# [Your instructions]
The records that follow need to be output exactly as they are.

# [Data for this task]

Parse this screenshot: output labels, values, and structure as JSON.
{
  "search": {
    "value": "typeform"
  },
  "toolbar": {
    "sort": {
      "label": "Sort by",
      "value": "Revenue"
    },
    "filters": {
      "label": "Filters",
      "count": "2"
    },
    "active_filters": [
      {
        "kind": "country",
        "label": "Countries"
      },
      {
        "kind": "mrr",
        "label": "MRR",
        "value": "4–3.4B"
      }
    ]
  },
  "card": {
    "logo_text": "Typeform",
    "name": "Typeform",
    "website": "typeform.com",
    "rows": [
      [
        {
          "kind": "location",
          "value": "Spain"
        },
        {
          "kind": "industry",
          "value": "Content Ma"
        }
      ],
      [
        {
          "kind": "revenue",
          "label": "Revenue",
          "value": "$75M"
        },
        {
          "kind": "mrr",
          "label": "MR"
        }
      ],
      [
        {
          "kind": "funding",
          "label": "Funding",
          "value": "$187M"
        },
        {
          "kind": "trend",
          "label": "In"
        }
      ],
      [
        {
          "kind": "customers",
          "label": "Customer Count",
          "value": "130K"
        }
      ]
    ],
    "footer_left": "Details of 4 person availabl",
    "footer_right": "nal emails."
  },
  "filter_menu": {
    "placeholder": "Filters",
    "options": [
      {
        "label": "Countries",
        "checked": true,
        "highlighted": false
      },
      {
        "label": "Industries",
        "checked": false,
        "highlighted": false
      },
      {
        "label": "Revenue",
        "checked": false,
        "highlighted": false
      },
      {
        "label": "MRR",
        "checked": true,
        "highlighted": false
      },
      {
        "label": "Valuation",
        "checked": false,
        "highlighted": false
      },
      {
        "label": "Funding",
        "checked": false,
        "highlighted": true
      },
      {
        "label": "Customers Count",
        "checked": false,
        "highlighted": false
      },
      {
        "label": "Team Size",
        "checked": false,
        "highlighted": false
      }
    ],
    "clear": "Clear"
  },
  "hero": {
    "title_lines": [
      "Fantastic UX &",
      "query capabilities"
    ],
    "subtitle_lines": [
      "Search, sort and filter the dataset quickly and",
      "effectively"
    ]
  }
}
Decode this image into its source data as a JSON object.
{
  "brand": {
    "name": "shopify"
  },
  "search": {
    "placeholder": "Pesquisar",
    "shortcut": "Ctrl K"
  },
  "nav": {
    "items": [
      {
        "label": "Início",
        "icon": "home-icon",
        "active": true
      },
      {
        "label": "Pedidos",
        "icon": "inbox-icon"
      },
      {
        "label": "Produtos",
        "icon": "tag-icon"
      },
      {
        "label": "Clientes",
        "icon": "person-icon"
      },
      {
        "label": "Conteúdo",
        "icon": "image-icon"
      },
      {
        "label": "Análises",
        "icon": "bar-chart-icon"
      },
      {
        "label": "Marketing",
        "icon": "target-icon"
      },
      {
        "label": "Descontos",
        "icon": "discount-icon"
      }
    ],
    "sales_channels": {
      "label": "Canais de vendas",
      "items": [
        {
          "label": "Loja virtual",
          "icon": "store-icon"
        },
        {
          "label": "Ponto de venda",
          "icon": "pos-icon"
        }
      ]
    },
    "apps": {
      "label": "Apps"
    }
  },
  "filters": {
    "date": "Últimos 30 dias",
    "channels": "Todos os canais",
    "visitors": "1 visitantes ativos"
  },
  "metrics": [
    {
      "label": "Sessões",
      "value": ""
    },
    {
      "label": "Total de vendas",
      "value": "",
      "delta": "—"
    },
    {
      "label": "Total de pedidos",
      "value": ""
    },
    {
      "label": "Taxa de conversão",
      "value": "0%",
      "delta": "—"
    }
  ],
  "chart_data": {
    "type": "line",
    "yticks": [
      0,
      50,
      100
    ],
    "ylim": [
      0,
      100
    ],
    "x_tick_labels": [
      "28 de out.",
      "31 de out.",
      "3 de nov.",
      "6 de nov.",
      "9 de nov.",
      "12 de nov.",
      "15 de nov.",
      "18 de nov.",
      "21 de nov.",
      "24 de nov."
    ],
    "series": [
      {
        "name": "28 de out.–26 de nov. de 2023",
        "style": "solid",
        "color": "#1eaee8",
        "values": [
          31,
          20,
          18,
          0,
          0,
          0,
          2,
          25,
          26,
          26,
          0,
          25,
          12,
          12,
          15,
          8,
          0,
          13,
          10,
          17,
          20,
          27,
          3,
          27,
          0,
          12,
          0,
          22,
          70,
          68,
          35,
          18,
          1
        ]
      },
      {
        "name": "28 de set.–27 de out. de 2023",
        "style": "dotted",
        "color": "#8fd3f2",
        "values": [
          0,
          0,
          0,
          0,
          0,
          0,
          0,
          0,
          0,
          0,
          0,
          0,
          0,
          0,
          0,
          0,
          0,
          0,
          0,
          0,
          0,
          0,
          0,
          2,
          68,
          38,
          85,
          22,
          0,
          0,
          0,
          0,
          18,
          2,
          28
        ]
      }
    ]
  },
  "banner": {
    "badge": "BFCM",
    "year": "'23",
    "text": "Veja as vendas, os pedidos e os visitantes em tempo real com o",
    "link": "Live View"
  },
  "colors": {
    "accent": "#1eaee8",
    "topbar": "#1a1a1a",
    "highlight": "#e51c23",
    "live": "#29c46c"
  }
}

# [Result below]
Parse this screenshot: output labels, values, and structure as JSON.
{
  "search": {
    "value": "typeform"
  },
  "toolbar": {
    "sort": {
      "label": "Sort by",
      "value": "Revenue"
    },
    "filters": {
      "label": "Filters",
      "count": "2"
    },
    "active_filters": [
      {
        "kind": "country",
        "label": "Countries"
      },
      {
        "kind": "mrr",
        "label": "MRR",
        "value": "4–3.4B"
      }
    ]
  },
  "card": {
    "logo_text": "Typeform",
    "name": "Typeform",
    "website": "typeform.com",
    "rows": [
      [
        {
          "kind": "location",
          "value": "Spain"
        },
        {
          "kind": "industry",
          "value": "Content Ma"
        }
      ],
      [
        {
          "kind": "revenue",
          "label": "Revenue",
          "value": "$75M"
        },
        {
          "kind": "mrr",
          "label": "MR"
        }
      ],
      [
        {
          "kind": "funding",
          "label": "Funding",
          "value": "$187M"
        },
        {
          "kind": "trend",
          "label": "In"
        }
      ],
      [
        {
          "kind": "customers",
          "label": "Customer Count",
          "value": "130K"
        }
      ]
    ],
    "footer_left": "Details of 4 person availabl",
    "footer_right": "nal emails."
  },
  "filter_menu": {
    "placeholder": "Filters",
    "options": [
      {
        "label": "Countries",
        "checked": true,
        "highlighted": false
      },
      {
        "label": "Industries",
        "checked": false,
        "highlighted": false
      },
      {
        "label": "Revenue",
        "checked": false,
        "highlighted": false
      },
      {
        "label": "MRR",
        "checked": true,
        "highlighted": false
      },
      {
        "label": "Valuation",
        "checked": false,
        "highlighted": false
      },
      {
        "label": "Funding",
        "checked": false,
        "highlighted": true
      },
      {
        "label": "Customers Count",
        "checked": false,
        "highlighted": false
      },
      {
        "label": "Team Size",
        "checked": false,
        "highlighted": false
      }
    ],
    "clear": "Clear"
  },
  "hero": {
    "title_lines": [
      "Fantastic UX &",
      "query capabilities"
    ],
    "subtitle_lines": [
      "Search, sort and filter the dataset quickly and",
      "effectively"
    ]
  }
}
Decode this image into its source data as a JSON object.
{
  "brand": {
    "name": "shopify"
  },
  "search": {
    "placeholder": "Pesquisar",
    "shortcut": "Ctrl K"
  },
  "nav": {
    "items": [
      {
        "label": "Início",
        "icon": "home-icon",
        "active": true
      },
      {
        "label": "Pedidos",
        "icon": "inbox-icon"
      },
      {
        "label": "Produtos",
        "icon": "tag-icon"
      },
      {
        "label": "Clientes",
        "icon": "person-icon"
      },
      {
        "label": "Conteúdo",
        "icon": "image-icon"
      },
      {
        "label": "Análises",
        "icon": "bar-chart-icon"
      },
      {
        "label": "Marketing",
        "icon": "target-icon"
      },
      {
        "label": "Descontos",
        "icon": "discount-icon"
      }
    ],
    "sales_channels": {
      "label": "Canais de vendas",
      "items": [
        {
          "label": "Loja virtual",
          "icon": "store-icon"
        },
        {
          "label": "Ponto de venda",
          "icon": "pos-icon"
        }
      ]
    },
    "apps": {
      "label": "Apps"
    }
  },
  "filters": {
    "date": "Últimos 30 dias",
    "channels": "Todos os canais",
    "visitors": "1 visitantes ativos"
  },
  "metrics": [
    {
      "label": "Sessões",
      "value": ""
    },
    {
      "label": "Total de vendas",
      "value": "",
      "delta": "—"
    },
    {
      "label": "Total de pedidos",
      "value": ""
    },
    {
      "label": "Taxa de conversão",
      "value": "0%",
      "delta": "—"
    }
  ],
  "chart_data": {
    "type": "line",
    "yticks": [
      0,
      50,
      100
    ],
    "ylim": [
      0,
      100
    ],
    "x_tick_labels": [
      "28 de out.",
      "31 de out.",
      "3 de nov.",
      "6 de nov.",
      "9 de nov.",
      "12 de nov.",
      "15 de nov.",
      "18 de nov.",
      "21 de nov.",
      "24 de nov."
    ],
    "series": [
      {
        "name": "28 de out.–26 de nov. de 2023",
        "style": "solid",
        "color": "#1eaee8",
        "values": [
          31,
          20,
          18,
          0,
          0,
          0,
          2,
          25,
          26,
          26,
          0,
          25,
          12,
          12,
          15,
          8,
          0,
          13,
          10,
          17,
          20,
          27,
          3,
          27,
          0,
          12,
          0,
          22,
          70,
          68,
          35,
          18,
          1
        ]
      },
      {
        "name": "28 de set.–27 de out. de 2023",
        "style": "dotted",
        "color": "#8fd3f2",
        "values": [
          0,
          0,
          0,
          0,
          0,
          0,
          0,
          0,
          0,
          0,
          0,
          0,
          0,
          0,
          0,
          0,
          0,
          0,
          0,
          0,
          0,
          0,
          0,
          2,
          68,
          38,
          85,
          22,
          0,
          0,
          0,
          0,
          18,
          2,
          28
        ]
      }
    ]
  },
  "banner": {
    "badge": "BFCM",
    "year": "'23",
    "text": "Veja as vendas, os pedidos e os visitantes em tempo real com o",
    "link": "Live View"
  },
  "colors": {
    "accent": "#1eaee8",
    "topbar": "#1a1a1a",
    "highlight": "#e51c23",
    "live": "#29c46c"
  }
}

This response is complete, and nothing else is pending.